Provided material:
═══
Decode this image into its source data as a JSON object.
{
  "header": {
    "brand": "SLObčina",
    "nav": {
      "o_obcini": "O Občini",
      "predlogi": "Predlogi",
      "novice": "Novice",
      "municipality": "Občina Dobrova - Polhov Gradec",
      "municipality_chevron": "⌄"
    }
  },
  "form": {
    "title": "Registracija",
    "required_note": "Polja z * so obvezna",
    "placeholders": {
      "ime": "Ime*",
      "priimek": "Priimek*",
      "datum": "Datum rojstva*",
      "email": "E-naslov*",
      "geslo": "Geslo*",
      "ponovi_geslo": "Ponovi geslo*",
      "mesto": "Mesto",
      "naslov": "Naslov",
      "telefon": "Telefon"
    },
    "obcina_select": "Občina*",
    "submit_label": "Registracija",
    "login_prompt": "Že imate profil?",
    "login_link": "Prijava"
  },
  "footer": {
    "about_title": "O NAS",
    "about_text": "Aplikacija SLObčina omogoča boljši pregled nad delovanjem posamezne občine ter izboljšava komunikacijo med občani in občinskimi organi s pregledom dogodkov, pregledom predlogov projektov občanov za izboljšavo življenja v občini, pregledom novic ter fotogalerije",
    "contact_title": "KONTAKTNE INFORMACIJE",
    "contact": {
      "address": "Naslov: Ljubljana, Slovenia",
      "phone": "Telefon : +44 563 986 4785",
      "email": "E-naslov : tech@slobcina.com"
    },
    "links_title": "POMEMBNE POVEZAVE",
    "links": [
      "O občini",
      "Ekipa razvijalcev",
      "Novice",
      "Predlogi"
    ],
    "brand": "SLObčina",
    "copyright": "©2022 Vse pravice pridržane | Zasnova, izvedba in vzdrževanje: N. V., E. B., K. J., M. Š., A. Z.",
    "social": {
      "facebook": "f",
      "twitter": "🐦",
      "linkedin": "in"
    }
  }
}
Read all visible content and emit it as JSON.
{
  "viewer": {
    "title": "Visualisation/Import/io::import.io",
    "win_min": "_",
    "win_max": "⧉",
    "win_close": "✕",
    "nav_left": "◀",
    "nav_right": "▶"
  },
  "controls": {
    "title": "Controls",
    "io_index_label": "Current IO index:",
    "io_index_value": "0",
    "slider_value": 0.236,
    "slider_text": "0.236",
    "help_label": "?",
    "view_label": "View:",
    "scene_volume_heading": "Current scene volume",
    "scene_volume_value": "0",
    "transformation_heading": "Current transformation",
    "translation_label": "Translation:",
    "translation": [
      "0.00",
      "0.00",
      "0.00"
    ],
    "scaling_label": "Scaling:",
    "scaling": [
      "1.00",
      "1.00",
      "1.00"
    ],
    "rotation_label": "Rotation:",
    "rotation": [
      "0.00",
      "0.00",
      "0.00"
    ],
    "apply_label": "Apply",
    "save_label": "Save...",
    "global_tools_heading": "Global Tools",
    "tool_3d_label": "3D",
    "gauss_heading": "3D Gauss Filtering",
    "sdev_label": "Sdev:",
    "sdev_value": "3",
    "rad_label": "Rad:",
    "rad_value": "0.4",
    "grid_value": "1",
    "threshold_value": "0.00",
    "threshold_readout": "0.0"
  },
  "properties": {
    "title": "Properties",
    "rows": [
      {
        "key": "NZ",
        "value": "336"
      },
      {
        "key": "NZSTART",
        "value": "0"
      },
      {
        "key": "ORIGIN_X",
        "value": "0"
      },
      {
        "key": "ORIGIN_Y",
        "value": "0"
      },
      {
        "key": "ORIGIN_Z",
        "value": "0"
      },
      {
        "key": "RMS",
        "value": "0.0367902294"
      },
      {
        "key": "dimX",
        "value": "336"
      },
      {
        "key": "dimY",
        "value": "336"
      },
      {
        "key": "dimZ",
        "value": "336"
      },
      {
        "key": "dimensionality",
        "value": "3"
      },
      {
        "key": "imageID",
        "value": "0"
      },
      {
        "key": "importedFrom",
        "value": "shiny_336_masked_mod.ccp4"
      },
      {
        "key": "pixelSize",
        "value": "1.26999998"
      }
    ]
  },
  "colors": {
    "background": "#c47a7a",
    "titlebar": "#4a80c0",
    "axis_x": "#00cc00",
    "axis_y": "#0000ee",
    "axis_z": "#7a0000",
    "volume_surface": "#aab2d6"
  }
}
═══
Job: Extract each entry in full and write it down exactly.

Exercise solution:
Decode this image into its source data as a JSON object.
{
  "header": {
    "brand": "SLObčina",
    "nav": {
      "o_obcini": "O Občini",
      "predlogi": "Predlogi",
      "novice": "Novice",
      "municipality": "Občina Dobrova - Polhov Gradec",
      "municipality_chevron": "⌄"
    }
  },
  "form": {
    "title": "Registracija",
    "required_note": "Polja z * so obvezna",
    "placeholders": {
      "ime": "Ime*",
      "priimek": "Priimek*",
      "datum": "Datum rojstva*",
      "email": "E-naslov*",
      "geslo": "Geslo*",
      "ponovi_geslo": "Ponovi geslo*",
      "mesto": "Mesto",
      "naslov": "Naslov",
      "telefon": "Telefon"
    },
    "obcina_select": "Občina*",
    "submit_label": "Registracija",
    "login_prompt": "Že imate profil?",
    "login_link": "Prijava"
  },
  "footer": {
    "about_title": "O NAS",
    "about_text": "Aplikacija SLObčina omogoča boljši pregled nad delovanjem posamezne občine ter izboljšava komunikacijo med občani in občinskimi organi s pregledom dogodkov, pregledom predlogov projektov občanov za izboljšavo življenja v občini, pregledom novic ter fotogalerije",
    "contact_title": "KONTAKTNE INFORMACIJE",
    "contact": {
      "address": "Naslov: Ljubljana, Slovenia",
      "phone": "Telefon : +44 563 986 4785",
      "email": "E-naslov : tech@slobcina.com"
    },
    "links_title": "POMEMBNE POVEZAVE",
    "links": [
      "O občini",
      "Ekipa razvijalcev",
      "Novice",
      "Predlogi"
    ],
    "brand": "SLObčina",
    "copyright": "©2022 Vse pravice pridržane | Zasnova, izvedba in vzdrževanje: N. V., E. B., K. J., M. Š., A. Z.",
    "social": {
      "facebook": "f",
      "twitter": "🐦",
      "linkedin": "in"
    }
  }
}
Read all visible content and emit it as JSON.
{
  "viewer": {
    "title": "Visualisation/Import/io::import.io",
    "win_min": "_",
    "win_max": "⧉",
    "win_close": "✕",
    "nav_left": "◀",
    "nav_right": "▶"
  },
  "controls": {
    "title": "Controls",
    "io_index_label": "Current IO index:",
    "io_index_value": "0",
    "slider_value": 0.236,
    "slider_text": "0.236",
    "help_label": "?",
    "view_label": "View:",
    "scene_volume_heading": "Current scene volume",
    "scene_volume_value": "0",
    "transformation_heading": "Current transformation",
    "translation_label": "Translation:",
    "translation": [
      "0.00",
      "0.00",
      "0.00"
    ],
    "scaling_label": "Scaling:",
    "scaling": [
      "1.00",
      "1.00",
      "1.00"
    ],
    "rotation_label": "Rotation:",
    "rotation": [
      "0.00",
      "0.00",
      "0.00"
    ],
    "apply_label": "Apply",
    "save_label": "Save...",
    "global_tools_heading": "Global Tools",
    "tool_3d_label": "3D",
    "gauss_heading": "3D Gauss Filtering",
    "sdev_label": "Sdev:",
    "sdev_value": "3",
    "rad_label": "Rad:",
    "rad_value": "0.4",
    "grid_value": "1",
    "threshold_value": "0.00",
    "threshold_readout": "0.0"
  },
  "properties": {
    "title": "Properties",
    "rows": [
      {
        "key": "NZ",
        "value": "336"
      },
      {
        "key": "NZSTART",
        "value": "0"
      },
      {
        "key": "ORIGIN_X",
        "value": "0"
      },
      {
        "key": "ORIGIN_Y",
        "value": "0"
      },
      {
        "key": "ORIGIN_Z",
        "value": "0"
      },
      {
        "key": "RMS",
        "value": "0.0367902294"
      },
      {
        "key": "dimX",
        "value": "336"
      },
      {
        "key": "dimY",
        "value": "336"
      },
      {
        "key": "dimZ",
        "value": "336"
      },
      {
        "key": "dimensionality",
        "value": "3"
      },
      {
        "key": "imageID",
        "value": "0"
      },
      {
        "key": "importedFrom",
        "value": "shiny_336_masked_mod.ccp4"
      },
      {
        "key": "pixelSize",
        "value": "1.26999998"
      }
    ]
  },
  "colors": {
    "background": "#c47a7a",
    "titlebar": "#4a80c0",
    "axis_x": "#00cc00",
    "axis_y": "#0000ee",
    "axis_z": "#7a0000",
    "volume_surface": "#aab2d6"
  }
}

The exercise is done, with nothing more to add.